PROBLEM TO WORK ON: Skip the pictures. Reproduce all other material exactly.

--- START MATERIAL PROVIDED ---

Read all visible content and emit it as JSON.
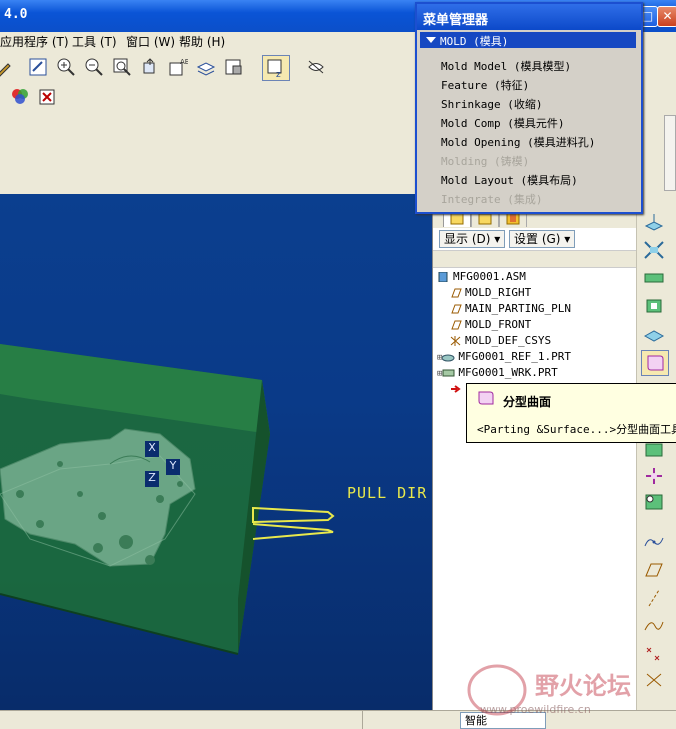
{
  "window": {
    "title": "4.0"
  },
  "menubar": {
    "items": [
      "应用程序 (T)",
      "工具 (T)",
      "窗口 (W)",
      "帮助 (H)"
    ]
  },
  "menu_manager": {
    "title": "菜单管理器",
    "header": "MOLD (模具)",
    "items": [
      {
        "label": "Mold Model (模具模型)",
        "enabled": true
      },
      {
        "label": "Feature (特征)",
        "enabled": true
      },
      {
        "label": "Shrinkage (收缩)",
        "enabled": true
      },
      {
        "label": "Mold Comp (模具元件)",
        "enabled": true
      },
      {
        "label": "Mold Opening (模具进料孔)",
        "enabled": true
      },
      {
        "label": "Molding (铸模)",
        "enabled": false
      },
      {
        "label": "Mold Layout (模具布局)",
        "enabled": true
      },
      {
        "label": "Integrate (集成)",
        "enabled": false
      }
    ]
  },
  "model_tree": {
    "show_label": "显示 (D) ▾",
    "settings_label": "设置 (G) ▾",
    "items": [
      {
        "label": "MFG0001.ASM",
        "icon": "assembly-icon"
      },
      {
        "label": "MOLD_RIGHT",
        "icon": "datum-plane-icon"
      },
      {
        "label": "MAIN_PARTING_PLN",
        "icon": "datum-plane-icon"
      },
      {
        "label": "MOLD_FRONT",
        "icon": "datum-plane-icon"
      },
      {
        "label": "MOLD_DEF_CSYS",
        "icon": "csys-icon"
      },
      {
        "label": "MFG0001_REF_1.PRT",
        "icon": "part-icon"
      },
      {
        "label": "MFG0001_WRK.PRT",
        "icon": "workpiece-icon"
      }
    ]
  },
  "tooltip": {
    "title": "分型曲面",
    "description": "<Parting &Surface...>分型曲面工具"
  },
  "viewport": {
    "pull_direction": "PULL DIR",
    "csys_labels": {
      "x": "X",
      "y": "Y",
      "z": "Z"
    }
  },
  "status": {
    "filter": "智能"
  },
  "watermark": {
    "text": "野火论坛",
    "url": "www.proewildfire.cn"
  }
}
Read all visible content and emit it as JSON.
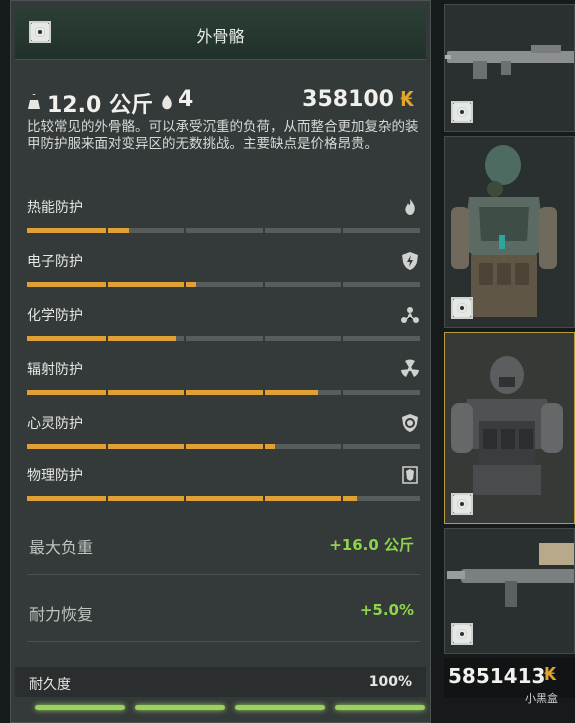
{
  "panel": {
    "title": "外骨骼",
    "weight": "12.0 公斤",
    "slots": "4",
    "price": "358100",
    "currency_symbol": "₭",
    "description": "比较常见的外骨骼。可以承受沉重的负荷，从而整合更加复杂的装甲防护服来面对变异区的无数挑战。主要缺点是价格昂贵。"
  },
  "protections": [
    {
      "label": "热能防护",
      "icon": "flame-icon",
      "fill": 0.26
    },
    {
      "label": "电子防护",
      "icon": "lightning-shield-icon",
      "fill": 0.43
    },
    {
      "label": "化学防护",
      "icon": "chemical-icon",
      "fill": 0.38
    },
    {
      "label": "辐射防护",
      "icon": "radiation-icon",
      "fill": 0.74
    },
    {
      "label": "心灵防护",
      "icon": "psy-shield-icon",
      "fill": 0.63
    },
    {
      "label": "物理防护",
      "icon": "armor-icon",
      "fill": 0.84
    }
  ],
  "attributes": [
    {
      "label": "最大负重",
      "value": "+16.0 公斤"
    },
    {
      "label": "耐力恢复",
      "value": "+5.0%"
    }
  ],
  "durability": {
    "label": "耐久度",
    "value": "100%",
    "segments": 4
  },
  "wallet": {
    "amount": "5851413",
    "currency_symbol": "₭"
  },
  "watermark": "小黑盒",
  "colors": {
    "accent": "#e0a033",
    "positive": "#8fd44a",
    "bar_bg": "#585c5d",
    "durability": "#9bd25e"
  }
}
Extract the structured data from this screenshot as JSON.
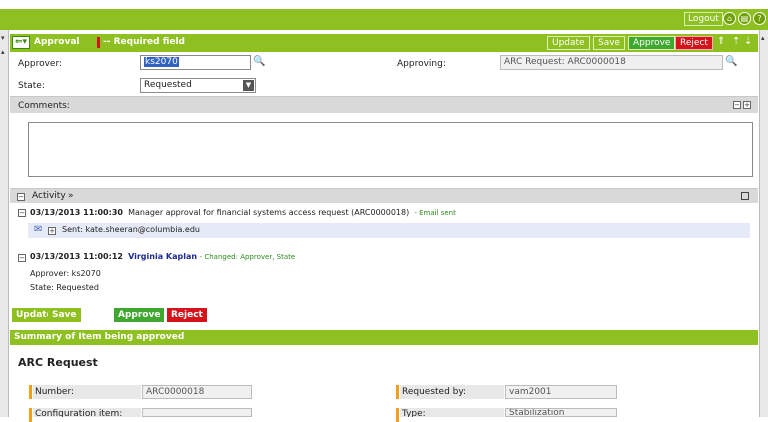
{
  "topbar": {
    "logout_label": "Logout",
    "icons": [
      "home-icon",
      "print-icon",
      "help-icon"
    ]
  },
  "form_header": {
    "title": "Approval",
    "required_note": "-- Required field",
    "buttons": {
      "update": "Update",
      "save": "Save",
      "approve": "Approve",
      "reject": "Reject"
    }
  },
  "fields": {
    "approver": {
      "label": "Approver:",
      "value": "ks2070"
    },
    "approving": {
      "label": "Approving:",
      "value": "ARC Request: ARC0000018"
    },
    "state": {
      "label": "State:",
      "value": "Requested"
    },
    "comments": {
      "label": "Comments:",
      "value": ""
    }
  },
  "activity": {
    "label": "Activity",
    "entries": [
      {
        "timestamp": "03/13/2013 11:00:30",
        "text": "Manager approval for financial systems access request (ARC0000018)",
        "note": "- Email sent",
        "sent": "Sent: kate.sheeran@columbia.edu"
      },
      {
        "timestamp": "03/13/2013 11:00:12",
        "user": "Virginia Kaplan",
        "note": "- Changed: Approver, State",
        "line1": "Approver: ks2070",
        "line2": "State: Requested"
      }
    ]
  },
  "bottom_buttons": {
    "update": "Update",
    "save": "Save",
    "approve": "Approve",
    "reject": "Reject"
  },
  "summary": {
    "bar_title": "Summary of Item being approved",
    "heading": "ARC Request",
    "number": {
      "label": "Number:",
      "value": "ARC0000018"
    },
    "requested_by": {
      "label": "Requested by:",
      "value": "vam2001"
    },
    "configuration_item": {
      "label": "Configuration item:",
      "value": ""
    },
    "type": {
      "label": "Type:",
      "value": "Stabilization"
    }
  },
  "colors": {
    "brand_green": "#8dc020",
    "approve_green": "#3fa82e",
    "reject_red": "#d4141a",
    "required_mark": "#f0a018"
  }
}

--- END MATERIAL PROVIDED ---

CORRECT ANSWER:
Read all visible content and emit it as JSON.
{
  "window": {
    "title": "4.0"
  },
  "menubar": {
    "items": [
      "应用程序 (T)",
      "工具 (T)",
      "窗口 (W)",
      "帮助 (H)"
    ]
  },
  "menu_manager": {
    "title": "菜单管理器",
    "header": "MOLD (模具)",
    "items": [
      {
        "label": "Mold Model (模具模型)",
        "enabled": true
      },
      {
        "label": "Feature (特征)",
        "enabled": true
      },
      {
        "label": "Shrinkage (收缩)",
        "enabled": true
      },
      {
        "label": "Mold Comp (模具元件)",
        "enabled": true
      },
      {
        "label": "Mold Opening (模具进料孔)",
        "enabled": true
      },
      {
        "label": "Molding (铸模)",
        "enabled": false
      },
      {
        "label": "Mold Layout (模具布局)",
        "enabled": true
      },
      {
        "label": "Integrate (集成)",
        "enabled": false
      }
    ]
  },
  "model_tree": {
    "show_label": "显示 (D) ▾",
    "settings_label": "设置 (G) ▾",
    "items": [
      {
        "label": "MFG0001.ASM",
        "icon": "assembly-icon"
      },
      {
        "label": "MOLD_RIGHT",
        "icon": "datum-plane-icon"
      },
      {
        "label": "MAIN_PARTING_PLN",
        "icon": "datum-plane-icon"
      },
      {
        "label": "MOLD_FRONT",
        "icon": "datum-plane-icon"
      },
      {
        "label": "MOLD_DEF_CSYS",
        "icon": "csys-icon"
      },
      {
        "label": "MFG0001_REF_1.PRT",
        "icon": "part-icon"
      },
      {
        "label": "MFG0001_WRK.PRT",
        "icon": "workpiece-icon"
      }
    ]
  },
  "tooltip": {
    "title": "分型曲面",
    "description": "<Parting &Surface...>分型曲面工具"
  },
  "viewport": {
    "pull_direction": "PULL DIR",
    "csys_labels": {
      "x": "X",
      "y": "Y",
      "z": "Z"
    }
  },
  "status": {
    "filter": "智能"
  },
  "watermark": {
    "text": "野火论坛",
    "url": "www.proewildfire.cn"
  }
}
Read all visible content and emit it as JSON.
{
  "panel": {
    "title": "外骨骼",
    "weight": "12.0 公斤",
    "slots": "4",
    "price": "358100",
    "currency_symbol": "₭",
    "description": "比较常见的外骨骼。可以承受沉重的负荷，从而整合更加复杂的装甲防护服来面对变异区的无数挑战。主要缺点是价格昂贵。"
  },
  "protections": [
    {
      "label": "热能防护",
      "icon": "flame-icon",
      "fill": 0.26
    },
    {
      "label": "电子防护",
      "icon": "lightning-shield-icon",
      "fill": 0.43
    },
    {
      "label": "化学防护",
      "icon": "chemical-icon",
      "fill": 0.38
    },
    {
      "label": "辐射防护",
      "icon": "radiation-icon",
      "fill": 0.74
    },
    {
      "label": "心灵防护",
      "icon": "psy-shield-icon",
      "fill": 0.63
    },
    {
      "label": "物理防护",
      "icon": "armor-icon",
      "fill": 0.84
    }
  ],
  "attributes": [
    {
      "label": "最大负重",
      "value": "+16.0 公斤"
    },
    {
      "label": "耐力恢复",
      "value": "+5.0%"
    }
  ],
  "durability": {
    "label": "耐久度",
    "value": "100%",
    "segments": 4
  },
  "wallet": {
    "amount": "5851413",
    "currency_symbol": "₭"
  },
  "watermark": "小黑盒",
  "colors": {
    "accent": "#e0a033",
    "positive": "#8fd44a",
    "bar_bg": "#585c5d",
    "durability": "#9bd25e"
  }
}
Extract the structured data from this screenshot as JSON.
{
  "topbar": {
    "logout_label": "Logout",
    "icons": [
      "home-icon",
      "print-icon",
      "help-icon"
    ]
  },
  "form_header": {
    "title": "Approval",
    "required_note": "-- Required field",
    "buttons": {
      "update": "Update",
      "save": "Save",
      "approve": "Approve",
      "reject": "Reject"
    }
  },
  "fields": {
    "approver": {
      "label": "Approver:",
      "value": "ks2070"
    },
    "approving": {
      "label": "Approving:",
      "value": "ARC Request: ARC0000018"
    },
    "state": {
      "label": "State:",
      "value": "Requested"
    },
    "comments": {
      "label": "Comments:",
      "value": ""
    }
  },
  "activity": {
    "label": "Activity",
    "entries": [
      {
        "timestamp": "03/13/2013 11:00:30",
        "text": "Manager approval for financial systems access request (ARC0000018)",
        "note": "- Email sent",
        "sent": "Sent: kate.sheeran@columbia.edu"
      },
      {
        "timestamp": "03/13/2013 11:00:12",
        "user": "Virginia Kaplan",
        "note": "- Changed: Approver, State",
        "line1": "Approver: ks2070",
        "line2": "State: Requested"
      }
    ]
  },
  "bottom_buttons": {
    "update": "Update",
    "save": "Save",
    "approve": "Approve",
    "reject": "Reject"
  },
  "summary": {
    "bar_title": "Summary of Item being approved",
    "heading": "ARC Request",
    "number": {
      "label": "Number:",
      "value": "ARC0000018"
    },
    "requested_by": {
      "label": "Requested by:",
      "value": "vam2001"
    },
    "configuration_item": {
      "label": "Configuration item:",
      "value": ""
    },
    "type": {
      "label": "Type:",
      "value": "Stabilization"
    }
  },
  "colors": {
    "brand_green": "#8dc020",
    "approve_green": "#3fa82e",
    "reject_red": "#d4141a",
    "required_mark": "#f0a018"
  }
}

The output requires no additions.